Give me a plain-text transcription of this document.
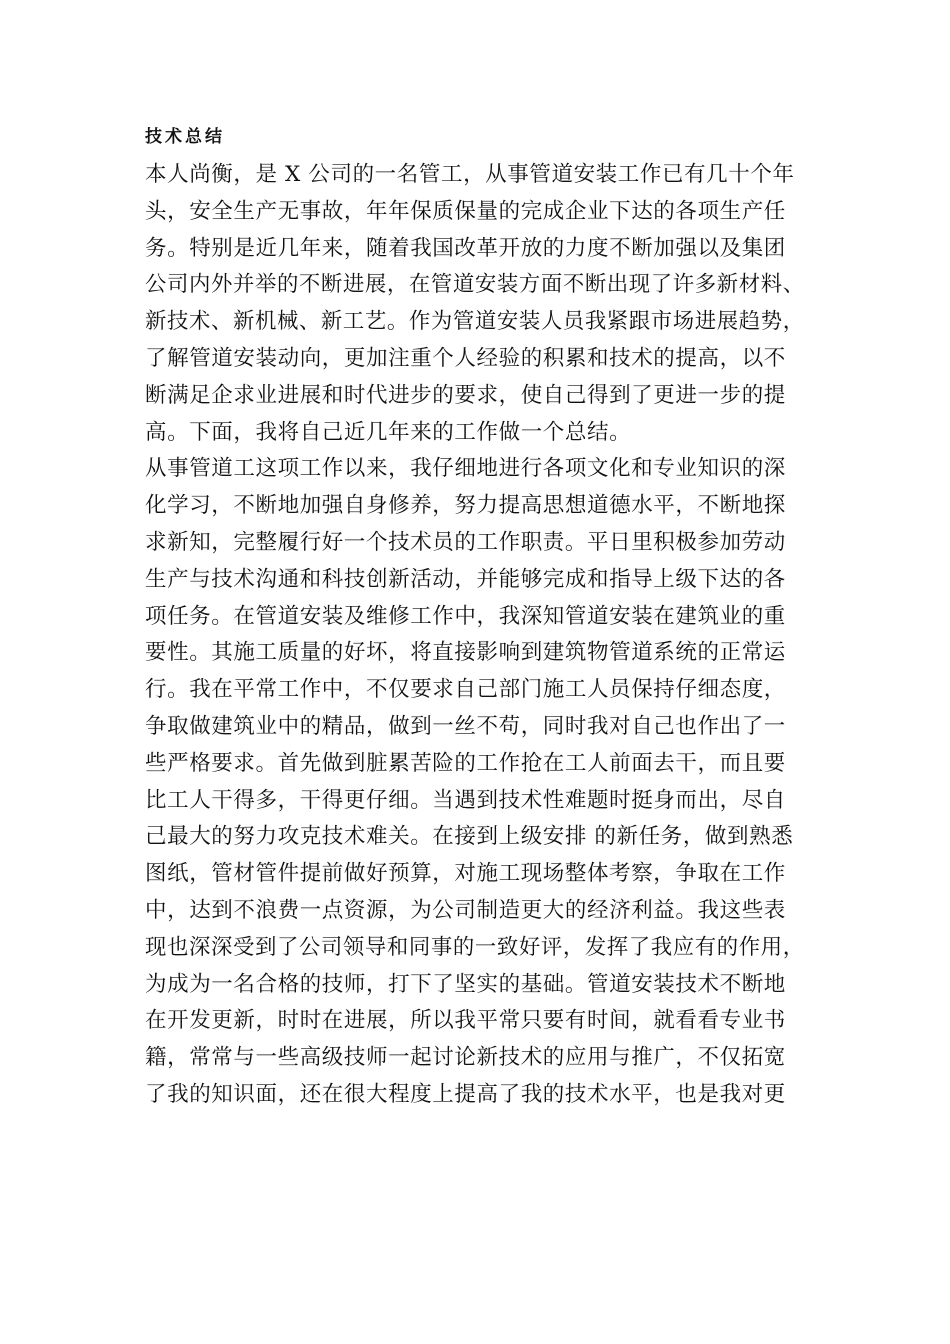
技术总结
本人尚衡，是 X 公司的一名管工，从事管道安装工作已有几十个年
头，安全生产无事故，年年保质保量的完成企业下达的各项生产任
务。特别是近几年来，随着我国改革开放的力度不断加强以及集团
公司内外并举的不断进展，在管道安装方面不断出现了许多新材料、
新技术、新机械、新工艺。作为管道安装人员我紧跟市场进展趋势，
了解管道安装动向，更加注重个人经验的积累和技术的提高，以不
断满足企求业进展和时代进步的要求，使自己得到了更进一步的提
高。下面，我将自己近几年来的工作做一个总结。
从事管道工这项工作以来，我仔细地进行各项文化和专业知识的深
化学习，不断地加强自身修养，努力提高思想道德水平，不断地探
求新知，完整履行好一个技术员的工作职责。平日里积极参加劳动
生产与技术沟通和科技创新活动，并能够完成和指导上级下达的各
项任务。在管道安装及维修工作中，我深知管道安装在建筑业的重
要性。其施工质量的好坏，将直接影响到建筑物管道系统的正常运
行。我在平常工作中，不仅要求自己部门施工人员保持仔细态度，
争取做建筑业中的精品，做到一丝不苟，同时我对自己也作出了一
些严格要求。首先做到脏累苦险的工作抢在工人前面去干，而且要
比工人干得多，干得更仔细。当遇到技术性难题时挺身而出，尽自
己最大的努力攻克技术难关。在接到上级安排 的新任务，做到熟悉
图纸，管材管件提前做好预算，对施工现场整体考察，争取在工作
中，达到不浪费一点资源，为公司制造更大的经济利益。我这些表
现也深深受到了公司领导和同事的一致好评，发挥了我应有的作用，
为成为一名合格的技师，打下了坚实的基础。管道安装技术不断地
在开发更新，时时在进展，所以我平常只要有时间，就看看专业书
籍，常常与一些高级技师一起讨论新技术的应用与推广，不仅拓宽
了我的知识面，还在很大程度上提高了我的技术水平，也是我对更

========================

> [PROBLEM REQUIREMENTS]: Return all of the entries word for word, but omit the pictures.

> [FINAL RESULT]:
Give me a plain-text transcription of this document.
技术总结
本人尚衡，是 X 公司的一名管工，从事管道安装工作已有几十个年
头，安全生产无事故，年年保质保量的完成企业下达的各项生产任
务。特别是近几年来，随着我国改革开放的力度不断加强以及集团
公司内外并举的不断进展，在管道安装方面不断出现了许多新材料、
新技术、新机械、新工艺。作为管道安装人员我紧跟市场进展趋势，
了解管道安装动向，更加注重个人经验的积累和技术的提高，以不
断满足企求业进展和时代进步的要求，使自己得到了更进一步的提
高。下面，我将自己近几年来的工作做一个总结。
从事管道工这项工作以来，我仔细地进行各项文化和专业知识的深
化学习，不断地加强自身修养，努力提高思想道德水平，不断地探
求新知，完整履行好一个技术员的工作职责。平日里积极参加劳动
生产与技术沟通和科技创新活动，并能够完成和指导上级下达的各
项任务。在管道安装及维修工作中，我深知管道安装在建筑业的重
要性。其施工质量的好坏，将直接影响到建筑物管道系统的正常运
行。我在平常工作中，不仅要求自己部门施工人员保持仔细态度，
争取做建筑业中的精品，做到一丝不苟，同时我对自己也作出了一
些严格要求。首先做到脏累苦险的工作抢在工人前面去干，而且要
比工人干得多，干得更仔细。当遇到技术性难题时挺身而出，尽自
己最大的努力攻克技术难关。在接到上级安排 的新任务，做到熟悉
图纸，管材管件提前做好预算，对施工现场整体考察，争取在工作
中，达到不浪费一点资源，为公司制造更大的经济利益。我这些表
现也深深受到了公司领导和同事的一致好评，发挥了我应有的作用，
为成为一名合格的技师，打下了坚实的基础。管道安装技术不断地
在开发更新，时时在进展，所以我平常只要有时间，就看看专业书
籍，常常与一些高级技师一起讨论新技术的应用与推广，不仅拓宽
了我的知识面，还在很大程度上提高了我的技术水平，也是我对更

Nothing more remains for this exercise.